→ **What to work on**: Provide an exact copy of the data, excluding the images.

→ **Records for processing**:

BEGIN

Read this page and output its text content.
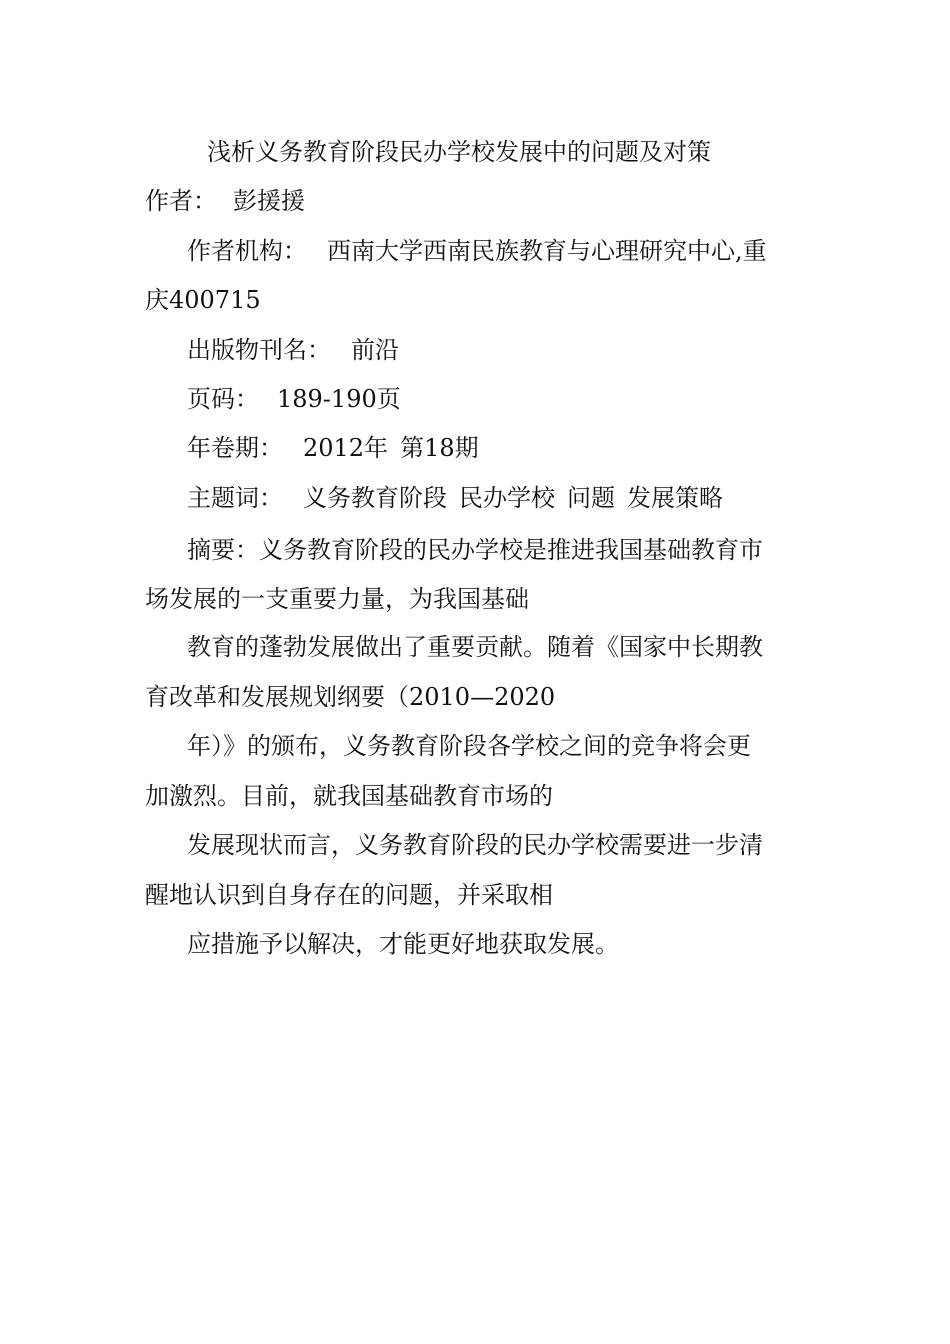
浅析义务教育阶段民办学校发展中的问题及对策
作者： 彭援援
作者机构： 西南大学西南民族教育与心理研究中心,重
庆400715
出版物刊名： 前沿
页码： 189-190页
年卷期： 2012年 第18期
主题词： 义务教育阶段 民办学校 问题 发展策略
摘要：义务教育阶段的民办学校是推进我国基础教育市
场发展的一支重要力量，为我国基础
教育的蓬勃发展做出了重要贡献。随着《国家中长期教
育改革和发展规划纲要（2010—2020
年）》的颁布，义务教育阶段各学校之间的竞争将会更
加激烈。目前，就我国基础教育市场的
发展现状而言，义务教育阶段的民办学校需要进一步清
醒地认识到自身存在的问题，并采取相
应措施予以解决，才能更好地获取发展。
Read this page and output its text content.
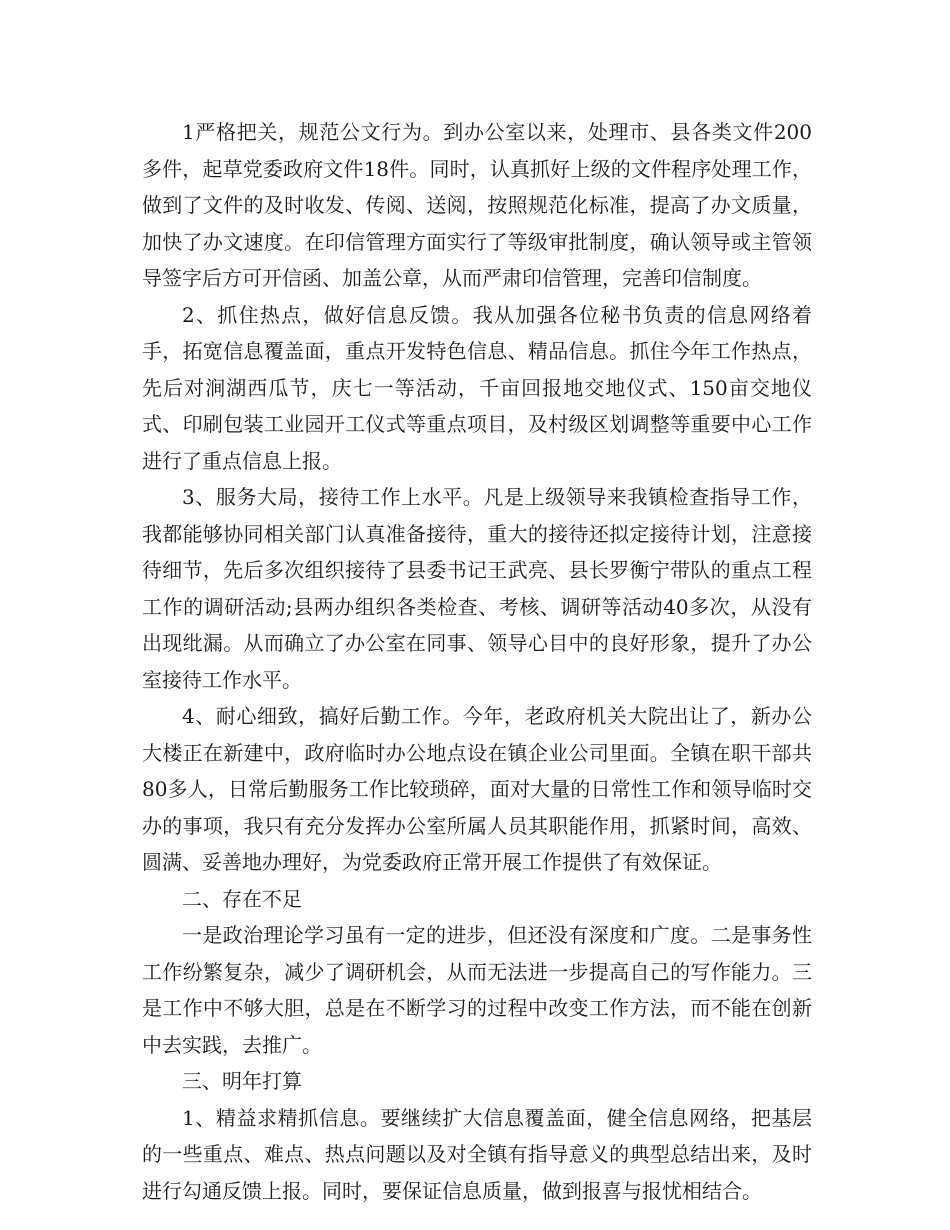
1严格把关，规范公文行为。到办公室以来，处理市、县各类文件200多件，起草党委政府文件18件。同时，认真抓好上级的文件程序处理工作，做到了文件的及时收发、传阅、送阅，按照规范化标准，提高了办文质量，加快了办文速度。在印信管理方面实行了等级审批制度，确认领导或主管领导签字后方可开信函、加盖公章，从而严肃印信管理，完善印信制度。

2、抓住热点，做好信息反馈。我从加强各位秘书负责的信息网络着手，拓宽信息覆盖面，重点开发特色信息、精品信息。抓住今年工作热点，先后对涧湖西瓜节，庆七一等活动，千亩回报地交地仪式、150亩交地仪式、印刷包装工业园开工仪式等重点项目，及村级区划调整等重要中心工作进行了重点信息上报。

3、服务大局，接待工作上水平。凡是上级领导来我镇检查指导工作，我都能够协同相关部门认真准备接待，重大的接待还拟定接待计划，注意接待细节，先后多次组织接待了县委书记王武亮、县长罗衡宁带队的重点工程工作的调研活动;县两办组织各类检查、考核、调研等活动40多次，从没有出现纰漏。从而确立了办公室在同事、领导心目中的良好形象，提升了办公室接待工作水平。

4、耐心细致，搞好后勤工作。今年，老政府机关大院出让了，新办公大楼正在新建中，政府临时办公地点设在镇企业公司里面。全镇在职干部共80多人，日常后勤服务工作比较琐碎，面对大量的日常性工作和领导临时交办的事项，我只有充分发挥办公室所属人员其职能作用，抓紧时间，高效、圆满、妥善地办理好，为党委政府正常开展工作提供了有效保证。

二、存在不足

一是政治理论学习虽有一定的进步，但还没有深度和广度。二是事务性工作纷繁复杂，减少了调研机会，从而无法进一步提高自己的写作能力。三是工作中不够大胆，总是在不断学习的过程中改变工作方法，而不能在创新中去实践，去推广。

三、明年打算

1、精益求精抓信息。要继续扩大信息覆盖面，健全信息网络，把基层的一些重点、难点、热点问题以及对全镇有指导意义的典型总结出来，及时进行勾通反馈上报。同时，要保证信息质量，做到报喜与报忧相结合。
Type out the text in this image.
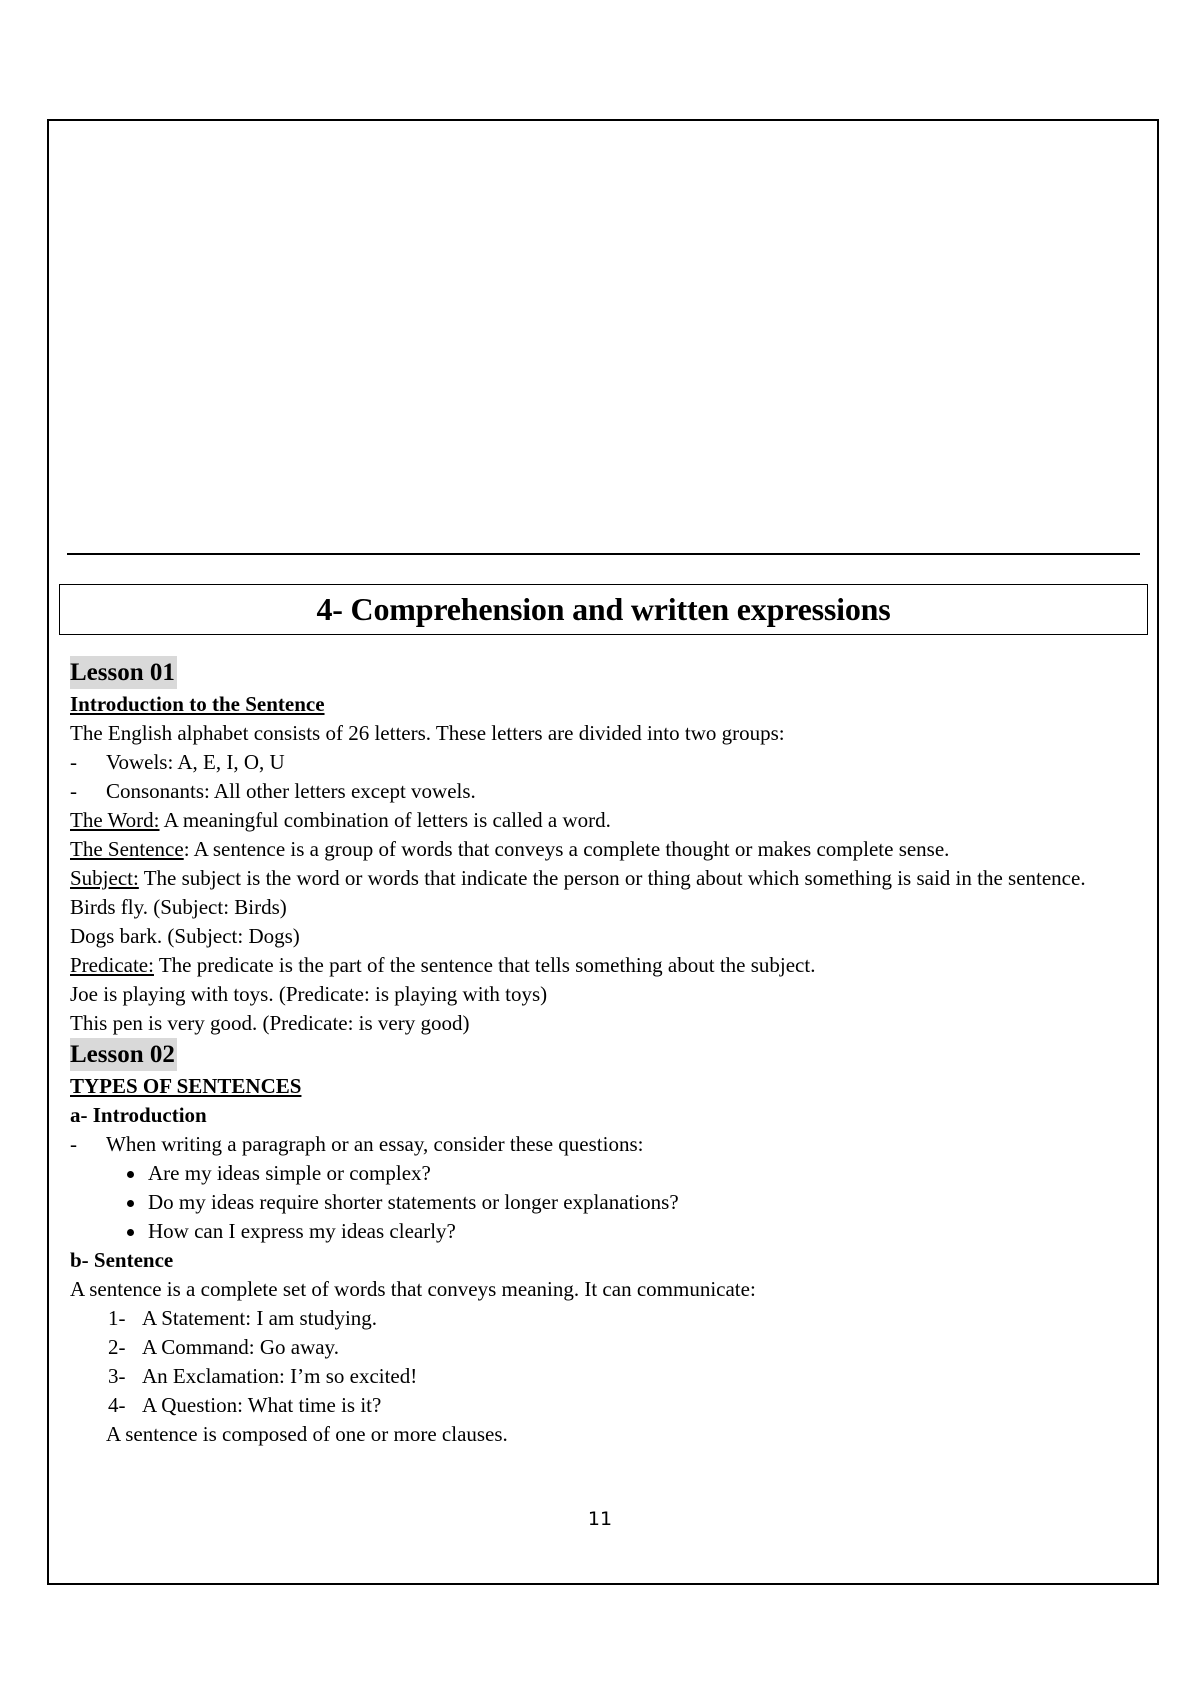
4- Comprehension and written expressions

Lesson 01

Introduction to the Sentence

The English alphabet consists of 26 letters. These letters are divided into two groups:

- Vowels: A, E, I, O, U

- Consonants: All other letters except vowels.

The Word: A meaningful combination of letters is called a word.

The Sentence: A sentence is a group of words that conveys a complete thought or makes complete sense.

Subject: The subject is the word or words that indicate the person or thing about which something is said in the sentence.

Birds fly. (Subject: Birds)

Dogs bark. (Subject: Dogs)

Predicate: The predicate is the part of the sentence that tells something about the subject.

Joe is playing with toys. (Predicate: is playing with toys)

This pen is very good. (Predicate: is very good)

Lesson 02

TYPES OF SENTENCES

a- Introduction

- When writing a paragraph or an essay, consider these questions:

Are my ideas simple or complex?

Do my ideas require shorter statements or longer explanations?

How can I express my ideas clearly?

b- Sentence

A sentence is a complete set of words that conveys meaning. It can communicate:

1- A Statement: I am studying.

2- A Command: Go away.

3- An Exclamation: I’m so excited!

4- A Question: What time is it?

A sentence is composed of one or more clauses.

11
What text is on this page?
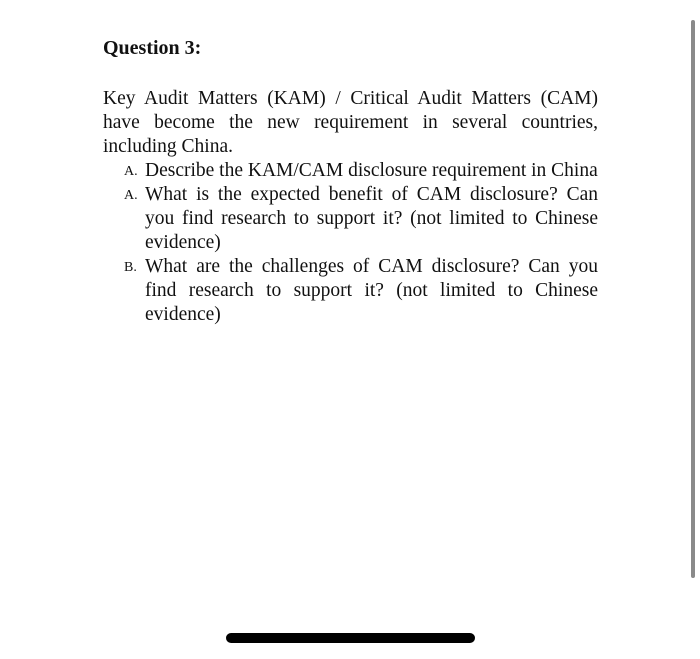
Question 3:

Key Audit Matters (KAM) / Critical Audit Matters (CAM) have become the new requirement in several countries, including China.

A. Describe the KAM/CAM disclosure requirement in China
A. What is the expected benefit of CAM disclosure? Can you find research to support it? (not limited to Chinese evidence)
B. What are the challenges of CAM disclosure? Can you find research to support it? (not limited to Chinese evidence)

END

→ **Problem solution**:
Read this page and output its text content.
浅析义务教育阶段民办学校发展中的问题及对策
作者： 彭援援
作者机构： 西南大学西南民族教育与心理研究中心,重
庆400715
出版物刊名： 前沿
页码： 189-190页
年卷期： 2012年 第18期
主题词： 义务教育阶段 民办学校 问题 发展策略
摘要：义务教育阶段的民办学校是推进我国基础教育市
场发展的一支重要力量，为我国基础
教育的蓬勃发展做出了重要贡献。随着《国家中长期教
育改革和发展规划纲要（2010—2020
年）》的颁布，义务教育阶段各学校之间的竞争将会更
加激烈。目前，就我国基础教育市场的
发展现状而言，义务教育阶段的民办学校需要进一步清
醒地认识到自身存在的问题，并采取相
应措施予以解决，才能更好地获取发展。
Read this page and output its text content.
1严格把关，规范公文行为。到办公室以来，处理市、县各类文件200多件，起草党委政府文件18件。同时，认真抓好上级的文件程序处理工作，做到了文件的及时收发、传阅、送阅，按照规范化标准，提高了办文质量，加快了办文速度。在印信管理方面实行了等级审批制度，确认领导或主管领导签字后方可开信函、加盖公章，从而严肃印信管理，完善印信制度。

2、抓住热点，做好信息反馈。我从加强各位秘书负责的信息网络着手，拓宽信息覆盖面，重点开发特色信息、精品信息。抓住今年工作热点，先后对涧湖西瓜节，庆七一等活动，千亩回报地交地仪式、150亩交地仪式、印刷包装工业园开工仪式等重点项目，及村级区划调整等重要中心工作进行了重点信息上报。

3、服务大局，接待工作上水平。凡是上级领导来我镇检查指导工作，我都能够协同相关部门认真准备接待，重大的接待还拟定接待计划，注意接待细节，先后多次组织接待了县委书记王武亮、县长罗衡宁带队的重点工程工作的调研活动;县两办组织各类检查、考核、调研等活动40多次，从没有出现纰漏。从而确立了办公室在同事、领导心目中的良好形象，提升了办公室接待工作水平。

4、耐心细致，搞好后勤工作。今年，老政府机关大院出让了，新办公大楼正在新建中，政府临时办公地点设在镇企业公司里面。全镇在职干部共80多人，日常后勤服务工作比较琐碎，面对大量的日常性工作和领导临时交办的事项，我只有充分发挥办公室所属人员其职能作用，抓紧时间，高效、圆满、妥善地办理好，为党委政府正常开展工作提供了有效保证。

二、存在不足

一是政治理论学习虽有一定的进步，但还没有深度和广度。二是事务性工作纷繁复杂，减少了调研机会，从而无法进一步提高自己的写作能力。三是工作中不够大胆，总是在不断学习的过程中改变工作方法，而不能在创新中去实践，去推广。

三、明年打算

1、精益求精抓信息。要继续扩大信息覆盖面，健全信息网络，把基层的一些重点、难点、热点问题以及对全镇有指导意义的典型总结出来，及时进行勾通反馈上报。同时，要保证信息质量，做到报喜与报忧相结合。
Type out the text in this image.
4- Comprehension and written expressions

Lesson 01

Introduction to the Sentence

The English alphabet consists of 26 letters. These letters are divided into two groups:

- Vowels: A, E, I, O, U

- Consonants: All other letters except vowels.

The Word: A meaningful combination of letters is called a word.

The Sentence: A sentence is a group of words that conveys a complete thought or makes complete sense.

Subject: The subject is the word or words that indicate the person or thing about which something is said in the sentence.

Birds fly. (Subject: Birds)

Dogs bark. (Subject: Dogs)

Predicate: The predicate is the part of the sentence that tells something about the subject.

Joe is playing with toys. (Predicate: is playing with toys)

This pen is very good. (Predicate: is very good)

Lesson 02

TYPES OF SENTENCES

a- Introduction

- When writing a paragraph or an essay, consider these questions:

Are my ideas simple or complex?

Do my ideas require shorter statements or longer explanations?

How can I express my ideas clearly?

b- Sentence

A sentence is a complete set of words that conveys meaning. It can communicate:

1- A Statement: I am studying.

2- A Command: Go away.

3- An Exclamation: I’m so excited!

4- A Question: What time is it?

A sentence is composed of one or more clauses.

11
What text is on this page?
Question 3:

Key Audit Matters (KAM) / Critical Audit Matters (CAM) have become the new requirement in several countries, including China.

A. Describe the KAM/CAM disclosure requirement in China
A. What is the expected benefit of CAM disclosure? Can you find research to support it? (not limited to Chinese evidence)
B. What are the challenges of CAM disclosure? Can you find research to support it? (not limited to Chinese evidence)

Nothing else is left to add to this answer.